What is being asked — Copy out all lines where "территории" appears.

### Information supplied ###

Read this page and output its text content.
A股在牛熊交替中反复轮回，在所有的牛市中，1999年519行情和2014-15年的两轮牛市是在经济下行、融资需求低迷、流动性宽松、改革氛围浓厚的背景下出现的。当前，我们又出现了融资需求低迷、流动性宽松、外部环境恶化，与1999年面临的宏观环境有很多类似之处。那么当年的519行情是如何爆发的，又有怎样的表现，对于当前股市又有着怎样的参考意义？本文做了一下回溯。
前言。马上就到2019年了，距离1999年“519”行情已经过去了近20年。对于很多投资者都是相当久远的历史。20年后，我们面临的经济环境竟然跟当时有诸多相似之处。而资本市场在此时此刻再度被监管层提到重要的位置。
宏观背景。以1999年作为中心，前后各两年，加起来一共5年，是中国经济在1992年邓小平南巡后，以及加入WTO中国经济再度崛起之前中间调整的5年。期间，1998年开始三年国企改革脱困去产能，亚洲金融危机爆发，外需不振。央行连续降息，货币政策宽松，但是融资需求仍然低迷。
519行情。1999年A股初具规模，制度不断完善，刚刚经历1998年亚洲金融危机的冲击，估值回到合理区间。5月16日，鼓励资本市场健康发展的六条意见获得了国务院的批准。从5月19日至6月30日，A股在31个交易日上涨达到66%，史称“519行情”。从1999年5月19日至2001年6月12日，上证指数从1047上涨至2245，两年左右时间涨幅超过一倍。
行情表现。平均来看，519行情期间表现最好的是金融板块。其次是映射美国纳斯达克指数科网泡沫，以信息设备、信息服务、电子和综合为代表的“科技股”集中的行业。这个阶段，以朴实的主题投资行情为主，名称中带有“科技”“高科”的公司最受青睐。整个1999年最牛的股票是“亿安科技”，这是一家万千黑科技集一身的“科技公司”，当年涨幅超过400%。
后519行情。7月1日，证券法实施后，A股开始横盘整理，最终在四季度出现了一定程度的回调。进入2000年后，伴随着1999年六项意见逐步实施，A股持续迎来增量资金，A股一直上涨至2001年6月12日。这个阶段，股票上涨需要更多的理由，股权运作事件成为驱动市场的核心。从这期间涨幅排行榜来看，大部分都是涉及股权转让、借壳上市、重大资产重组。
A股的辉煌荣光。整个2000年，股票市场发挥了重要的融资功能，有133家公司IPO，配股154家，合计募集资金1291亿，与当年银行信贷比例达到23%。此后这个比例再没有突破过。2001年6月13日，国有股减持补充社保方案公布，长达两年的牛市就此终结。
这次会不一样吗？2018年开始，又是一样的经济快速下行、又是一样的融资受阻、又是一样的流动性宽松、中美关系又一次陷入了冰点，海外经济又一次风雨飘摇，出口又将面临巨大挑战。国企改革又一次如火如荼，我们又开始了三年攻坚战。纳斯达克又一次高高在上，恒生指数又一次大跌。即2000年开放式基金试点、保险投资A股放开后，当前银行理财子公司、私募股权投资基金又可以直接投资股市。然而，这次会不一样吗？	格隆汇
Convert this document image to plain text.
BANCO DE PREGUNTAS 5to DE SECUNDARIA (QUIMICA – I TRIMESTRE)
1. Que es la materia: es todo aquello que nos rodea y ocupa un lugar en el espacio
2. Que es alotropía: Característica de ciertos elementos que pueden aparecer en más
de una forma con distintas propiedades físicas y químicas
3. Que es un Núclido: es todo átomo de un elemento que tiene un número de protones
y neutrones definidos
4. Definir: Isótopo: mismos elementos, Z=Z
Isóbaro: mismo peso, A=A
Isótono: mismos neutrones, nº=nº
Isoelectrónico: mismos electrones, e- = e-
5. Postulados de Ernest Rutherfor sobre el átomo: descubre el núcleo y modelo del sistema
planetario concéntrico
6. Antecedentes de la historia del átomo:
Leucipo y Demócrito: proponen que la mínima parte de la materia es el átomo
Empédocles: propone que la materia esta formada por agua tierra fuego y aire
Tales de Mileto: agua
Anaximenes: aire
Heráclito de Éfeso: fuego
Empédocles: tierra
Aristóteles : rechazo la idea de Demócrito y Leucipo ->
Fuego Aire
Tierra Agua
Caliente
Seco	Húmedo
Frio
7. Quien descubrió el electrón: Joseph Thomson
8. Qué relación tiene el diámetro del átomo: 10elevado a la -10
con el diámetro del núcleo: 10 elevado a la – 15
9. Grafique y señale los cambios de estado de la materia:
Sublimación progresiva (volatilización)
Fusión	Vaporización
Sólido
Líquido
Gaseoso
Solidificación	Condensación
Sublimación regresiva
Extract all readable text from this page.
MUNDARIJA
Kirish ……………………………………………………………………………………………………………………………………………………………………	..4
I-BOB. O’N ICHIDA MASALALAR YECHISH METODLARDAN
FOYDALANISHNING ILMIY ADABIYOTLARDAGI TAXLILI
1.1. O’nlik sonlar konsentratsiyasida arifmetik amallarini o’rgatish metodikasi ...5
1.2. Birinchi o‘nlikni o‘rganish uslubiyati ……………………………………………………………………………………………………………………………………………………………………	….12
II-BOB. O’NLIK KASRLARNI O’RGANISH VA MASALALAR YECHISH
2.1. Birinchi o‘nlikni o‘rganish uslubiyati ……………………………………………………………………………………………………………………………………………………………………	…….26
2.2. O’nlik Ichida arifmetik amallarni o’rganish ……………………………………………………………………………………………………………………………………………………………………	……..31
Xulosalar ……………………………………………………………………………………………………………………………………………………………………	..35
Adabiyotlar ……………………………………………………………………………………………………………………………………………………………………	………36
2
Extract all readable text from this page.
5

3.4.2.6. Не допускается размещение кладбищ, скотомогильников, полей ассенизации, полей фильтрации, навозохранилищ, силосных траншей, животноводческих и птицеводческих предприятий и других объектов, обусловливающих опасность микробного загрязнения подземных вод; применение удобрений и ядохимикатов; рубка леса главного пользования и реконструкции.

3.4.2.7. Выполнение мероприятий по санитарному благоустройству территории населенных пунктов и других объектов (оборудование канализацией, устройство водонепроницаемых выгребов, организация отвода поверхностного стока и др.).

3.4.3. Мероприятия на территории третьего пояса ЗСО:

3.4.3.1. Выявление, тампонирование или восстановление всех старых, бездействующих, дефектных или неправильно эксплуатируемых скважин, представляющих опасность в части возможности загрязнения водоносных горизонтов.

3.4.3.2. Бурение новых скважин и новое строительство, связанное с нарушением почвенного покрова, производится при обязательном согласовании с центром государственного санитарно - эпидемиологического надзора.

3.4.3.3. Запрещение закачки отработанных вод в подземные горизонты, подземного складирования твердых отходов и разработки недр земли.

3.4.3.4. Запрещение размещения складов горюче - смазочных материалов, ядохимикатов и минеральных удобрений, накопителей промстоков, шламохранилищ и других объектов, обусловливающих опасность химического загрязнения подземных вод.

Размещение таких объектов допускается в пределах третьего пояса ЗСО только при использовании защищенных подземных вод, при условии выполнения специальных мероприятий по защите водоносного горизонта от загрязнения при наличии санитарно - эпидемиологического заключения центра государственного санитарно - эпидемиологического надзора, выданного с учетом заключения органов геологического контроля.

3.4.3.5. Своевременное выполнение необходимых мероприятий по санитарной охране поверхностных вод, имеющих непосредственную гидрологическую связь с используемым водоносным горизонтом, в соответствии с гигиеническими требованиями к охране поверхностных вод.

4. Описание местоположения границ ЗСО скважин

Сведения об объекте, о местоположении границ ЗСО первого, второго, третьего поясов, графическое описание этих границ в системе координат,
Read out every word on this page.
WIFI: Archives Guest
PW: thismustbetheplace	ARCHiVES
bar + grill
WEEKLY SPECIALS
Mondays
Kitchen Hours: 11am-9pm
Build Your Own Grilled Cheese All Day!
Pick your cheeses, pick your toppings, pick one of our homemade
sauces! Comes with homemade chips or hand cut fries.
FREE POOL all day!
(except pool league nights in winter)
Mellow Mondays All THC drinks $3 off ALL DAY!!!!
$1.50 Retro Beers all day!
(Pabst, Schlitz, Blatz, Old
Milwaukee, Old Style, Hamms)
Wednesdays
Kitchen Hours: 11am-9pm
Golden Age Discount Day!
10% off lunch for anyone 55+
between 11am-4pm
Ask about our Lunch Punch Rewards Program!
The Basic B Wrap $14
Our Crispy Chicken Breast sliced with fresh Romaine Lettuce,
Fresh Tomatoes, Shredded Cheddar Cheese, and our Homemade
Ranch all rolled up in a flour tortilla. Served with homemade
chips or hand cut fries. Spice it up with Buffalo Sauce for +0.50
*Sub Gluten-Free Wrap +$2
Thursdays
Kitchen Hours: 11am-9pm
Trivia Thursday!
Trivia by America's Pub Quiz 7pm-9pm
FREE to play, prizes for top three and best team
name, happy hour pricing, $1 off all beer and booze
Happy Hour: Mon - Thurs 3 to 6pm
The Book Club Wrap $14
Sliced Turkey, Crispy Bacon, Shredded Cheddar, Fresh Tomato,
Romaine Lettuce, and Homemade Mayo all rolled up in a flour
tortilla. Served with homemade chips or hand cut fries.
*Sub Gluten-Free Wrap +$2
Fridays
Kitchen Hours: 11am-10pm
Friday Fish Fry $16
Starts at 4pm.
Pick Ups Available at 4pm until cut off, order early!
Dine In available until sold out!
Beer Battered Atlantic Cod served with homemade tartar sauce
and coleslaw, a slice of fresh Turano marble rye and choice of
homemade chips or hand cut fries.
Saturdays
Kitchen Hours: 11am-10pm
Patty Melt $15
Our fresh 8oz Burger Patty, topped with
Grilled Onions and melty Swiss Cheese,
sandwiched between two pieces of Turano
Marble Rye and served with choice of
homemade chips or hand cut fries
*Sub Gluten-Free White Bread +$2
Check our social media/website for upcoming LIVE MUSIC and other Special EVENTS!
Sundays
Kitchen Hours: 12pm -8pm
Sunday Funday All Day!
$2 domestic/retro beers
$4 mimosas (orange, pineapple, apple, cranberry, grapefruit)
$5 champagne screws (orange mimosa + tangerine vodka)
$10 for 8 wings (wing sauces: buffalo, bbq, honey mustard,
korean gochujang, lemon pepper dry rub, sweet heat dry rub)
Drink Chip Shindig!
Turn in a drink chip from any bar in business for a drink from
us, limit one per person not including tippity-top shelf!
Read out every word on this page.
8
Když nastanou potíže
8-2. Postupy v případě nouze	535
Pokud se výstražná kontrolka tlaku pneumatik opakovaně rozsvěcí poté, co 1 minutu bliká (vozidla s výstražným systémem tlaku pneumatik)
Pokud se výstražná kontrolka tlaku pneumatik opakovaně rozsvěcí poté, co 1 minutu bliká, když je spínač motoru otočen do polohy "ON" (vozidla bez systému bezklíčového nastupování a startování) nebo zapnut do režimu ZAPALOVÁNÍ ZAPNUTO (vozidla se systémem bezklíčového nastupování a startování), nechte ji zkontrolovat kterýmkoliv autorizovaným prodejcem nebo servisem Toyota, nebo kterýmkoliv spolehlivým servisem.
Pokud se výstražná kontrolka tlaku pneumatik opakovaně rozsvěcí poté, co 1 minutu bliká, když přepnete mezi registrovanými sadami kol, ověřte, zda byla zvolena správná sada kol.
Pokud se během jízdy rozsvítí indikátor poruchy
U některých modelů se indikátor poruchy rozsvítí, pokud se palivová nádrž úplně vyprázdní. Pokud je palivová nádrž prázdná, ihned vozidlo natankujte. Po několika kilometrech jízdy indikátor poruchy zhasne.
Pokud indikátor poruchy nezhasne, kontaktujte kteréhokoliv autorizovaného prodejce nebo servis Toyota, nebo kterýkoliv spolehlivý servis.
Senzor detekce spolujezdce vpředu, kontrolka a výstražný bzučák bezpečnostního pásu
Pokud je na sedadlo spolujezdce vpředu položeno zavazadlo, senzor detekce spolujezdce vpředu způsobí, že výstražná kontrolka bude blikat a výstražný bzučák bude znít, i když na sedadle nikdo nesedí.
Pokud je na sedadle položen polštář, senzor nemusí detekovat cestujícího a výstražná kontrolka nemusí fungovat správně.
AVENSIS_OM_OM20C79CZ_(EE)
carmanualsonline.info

###

Exercise answer —
3.4.2.7. Выполнение мероприятий по санитарному благоустройству территории населенных пунктов и других объектов (оборудование канализацией, устройство водонепроницаемых выгребов, организация отвода поверхностного стока и др.).
3.4.3. Мероприятия на территории третьего пояса ЗСО:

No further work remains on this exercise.